— Task description —
Reproduce all of the data word for word.

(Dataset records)
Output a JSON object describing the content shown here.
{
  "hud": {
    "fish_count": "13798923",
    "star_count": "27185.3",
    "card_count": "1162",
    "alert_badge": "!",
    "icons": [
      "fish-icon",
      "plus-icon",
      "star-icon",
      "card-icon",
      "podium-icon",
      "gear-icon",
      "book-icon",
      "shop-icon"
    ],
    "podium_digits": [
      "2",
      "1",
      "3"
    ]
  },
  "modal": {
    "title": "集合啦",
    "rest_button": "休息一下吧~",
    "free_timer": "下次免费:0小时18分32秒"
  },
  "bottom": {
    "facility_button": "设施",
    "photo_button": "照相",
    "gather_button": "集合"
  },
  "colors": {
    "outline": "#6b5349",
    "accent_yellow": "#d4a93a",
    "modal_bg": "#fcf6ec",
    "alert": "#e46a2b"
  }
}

— Exercise response —
Output a JSON object describing the content shown here.
{
  "hud": {
    "fish_count": "13798923",
    "star_count": "27185.3",
    "card_count": "1162",
    "alert_badge": "!",
    "icons": [
      "fish-icon",
      "plus-icon",
      "star-icon",
      "card-icon",
      "podium-icon",
      "gear-icon",
      "book-icon",
      "shop-icon"
    ],
    "podium_digits": [
      "2",
      "1",
      "3"
    ]
  },
  "modal": {
    "title": "集合啦",
    "rest_button": "休息一下吧~",
    "free_timer": "下次免费:0小时18分32秒"
  },
  "bottom": {
    "facility_button": "设施",
    "photo_button": "照相",
    "gather_button": "集合"
  },
  "colors": {
    "outline": "#6b5349",
    "accent_yellow": "#d4a93a",
    "modal_bg": "#fcf6ec",
    "alert": "#e46a2b"
  }
}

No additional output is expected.